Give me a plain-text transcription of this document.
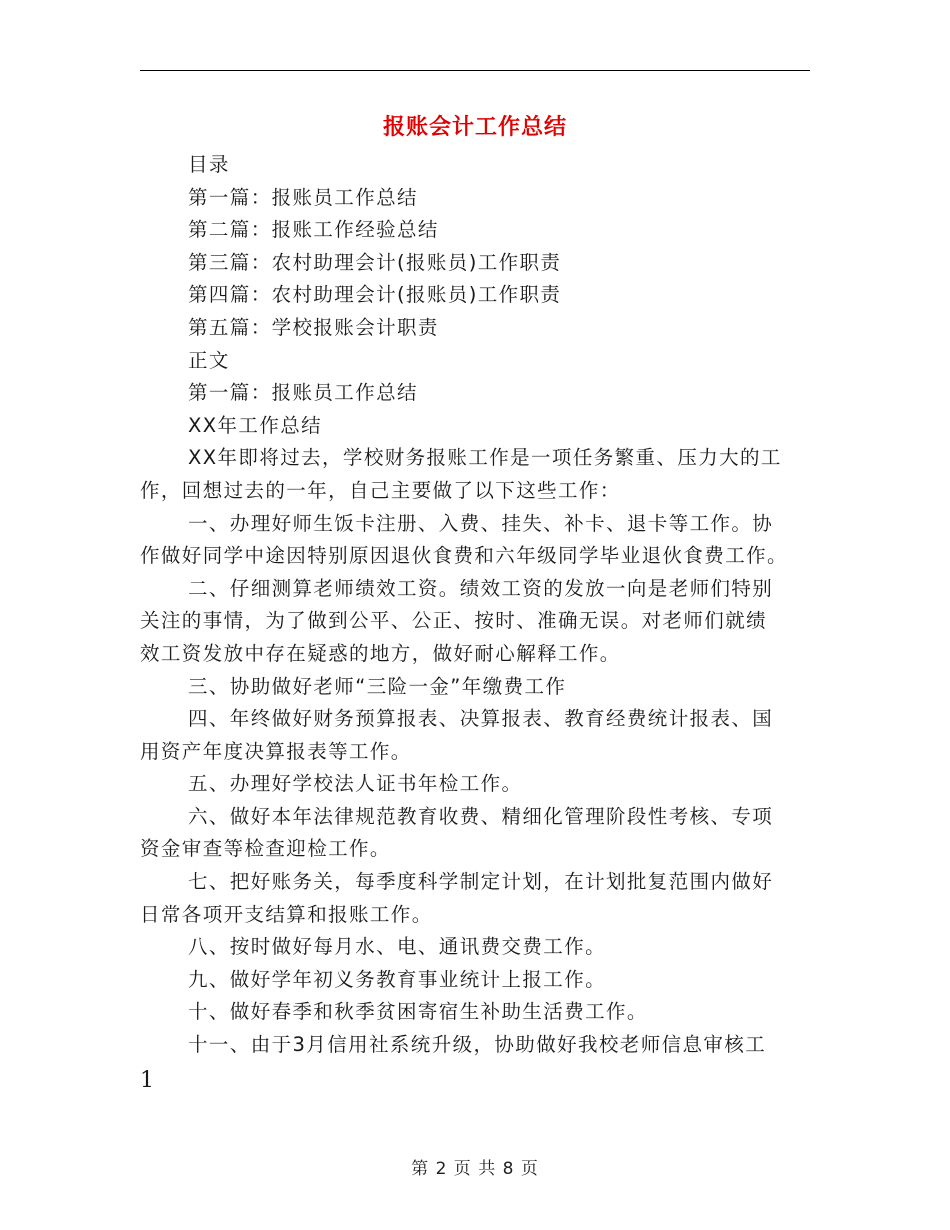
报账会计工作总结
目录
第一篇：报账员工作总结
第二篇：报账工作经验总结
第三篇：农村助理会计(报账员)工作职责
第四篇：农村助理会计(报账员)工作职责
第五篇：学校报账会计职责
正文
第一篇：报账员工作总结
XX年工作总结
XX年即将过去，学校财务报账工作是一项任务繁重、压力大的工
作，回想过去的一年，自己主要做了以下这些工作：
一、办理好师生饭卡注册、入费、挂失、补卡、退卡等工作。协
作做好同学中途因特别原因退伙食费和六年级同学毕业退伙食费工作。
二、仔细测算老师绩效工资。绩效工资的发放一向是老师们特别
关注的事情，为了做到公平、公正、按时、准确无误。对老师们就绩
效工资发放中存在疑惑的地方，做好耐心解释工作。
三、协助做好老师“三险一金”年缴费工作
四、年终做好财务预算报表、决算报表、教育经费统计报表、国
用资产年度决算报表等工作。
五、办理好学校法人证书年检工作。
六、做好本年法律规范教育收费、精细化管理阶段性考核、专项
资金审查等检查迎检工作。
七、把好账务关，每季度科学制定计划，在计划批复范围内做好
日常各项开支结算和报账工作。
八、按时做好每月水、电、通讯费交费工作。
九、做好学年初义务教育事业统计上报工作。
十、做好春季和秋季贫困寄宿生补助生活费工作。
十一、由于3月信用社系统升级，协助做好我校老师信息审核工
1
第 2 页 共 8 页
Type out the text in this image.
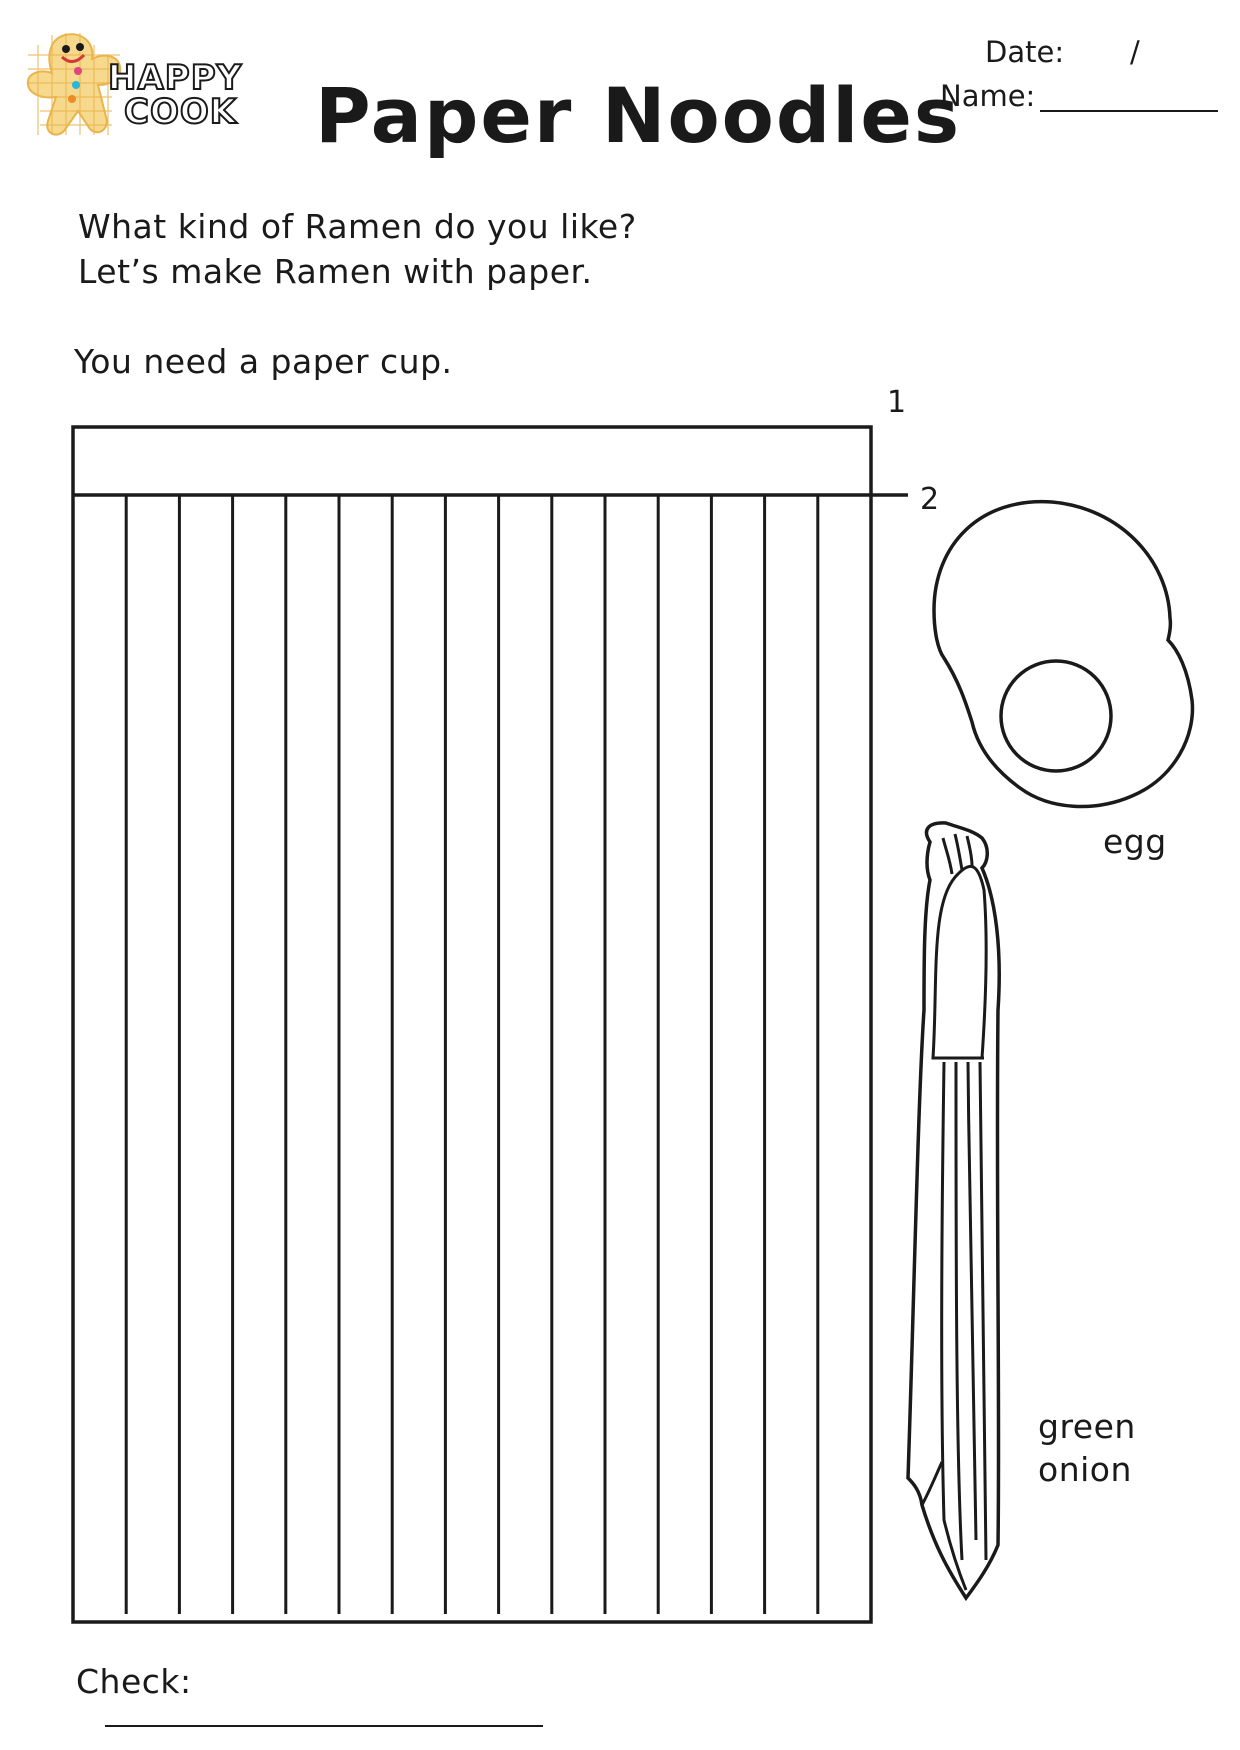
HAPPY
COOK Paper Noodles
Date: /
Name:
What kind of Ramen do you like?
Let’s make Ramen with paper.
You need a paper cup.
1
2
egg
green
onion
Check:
------------------------
# TASK INSTRUCTIONS
No pictures belong in the copy; quote exactly the lines from the line containing "Type out the text in this image." through the final line of the material, both ends included.

# FINISHED EXERCISE
Type out the text in this image.
HAPPY
COOK Paper Noodles
Date: /
Name:
What kind of Ramen do you like?
Let’s make Ramen with paper.
You need a paper cup.
1
2
egg
green
onion
Check:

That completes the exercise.